= Exercise materials =
------------------------

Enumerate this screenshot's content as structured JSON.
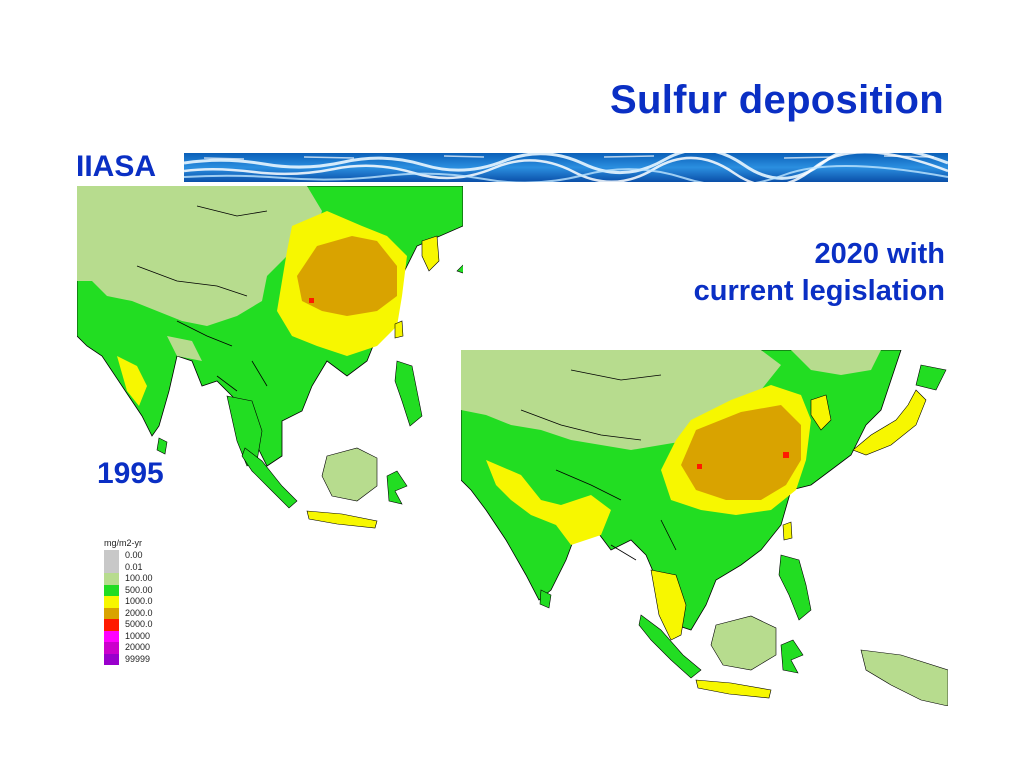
{
  "slide": {
    "title": "Sulfur deposition",
    "org": "IIASA",
    "scenario_label_line1": "2020 with",
    "scenario_label_line2": "current legislation",
    "year_label": "1995"
  },
  "legend": {
    "unit": "mg/m2-yr",
    "items": [
      {
        "label": "0.00",
        "color": "#c8c8c8"
      },
      {
        "label": "0.01",
        "color": "#c8c8c8"
      },
      {
        "label": "100.00",
        "color": "#b7dc8e"
      },
      {
        "label": "500.00",
        "color": "#22dd22"
      },
      {
        "label": "1000.0",
        "color": "#f7f700"
      },
      {
        "label": "2000.0",
        "color": "#d9a300"
      },
      {
        "label": "5000.0",
        "color": "#ff1a00"
      },
      {
        "label": "10000",
        "color": "#ff00ff"
      },
      {
        "label": "20000",
        "color": "#cc00cc"
      },
      {
        "label": "99999",
        "color": "#9900cc"
      }
    ]
  },
  "colors": {
    "text_blue": "#0a2fc4",
    "low": "#b7dc8e",
    "medium": "#22dd22",
    "high": "#f7f700",
    "very_high": "#d9a300",
    "extreme": "#ff1a00"
  },
  "icons": {
    "banner": "ocean-wave-banner"
  }
}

------------------------

= The problem =
Copy the data word for word. Pictures do not go in the copy.

= Correct output =
Enumerate this screenshot's content as structured JSON.
{
  "slide": {
    "title": "Sulfur deposition",
    "org": "IIASA",
    "scenario_label_line1": "2020 with",
    "scenario_label_line2": "current legislation",
    "year_label": "1995"
  },
  "legend": {
    "unit": "mg/m2-yr",
    "items": [
      {
        "label": "0.00",
        "color": "#c8c8c8"
      },
      {
        "label": "0.01",
        "color": "#c8c8c8"
      },
      {
        "label": "100.00",
        "color": "#b7dc8e"
      },
      {
        "label": "500.00",
        "color": "#22dd22"
      },
      {
        "label": "1000.0",
        "color": "#f7f700"
      },
      {
        "label": "2000.0",
        "color": "#d9a300"
      },
      {
        "label": "5000.0",
        "color": "#ff1a00"
      },
      {
        "label": "10000",
        "color": "#ff00ff"
      },
      {
        "label": "20000",
        "color": "#cc00cc"
      },
      {
        "label": "99999",
        "color": "#9900cc"
      }
    ]
  },
  "colors": {
    "text_blue": "#0a2fc4",
    "low": "#b7dc8e",
    "medium": "#22dd22",
    "high": "#f7f700",
    "very_high": "#d9a300",
    "extreme": "#ff1a00"
  },
  "icons": {
    "banner": "ocean-wave-banner"
  }
}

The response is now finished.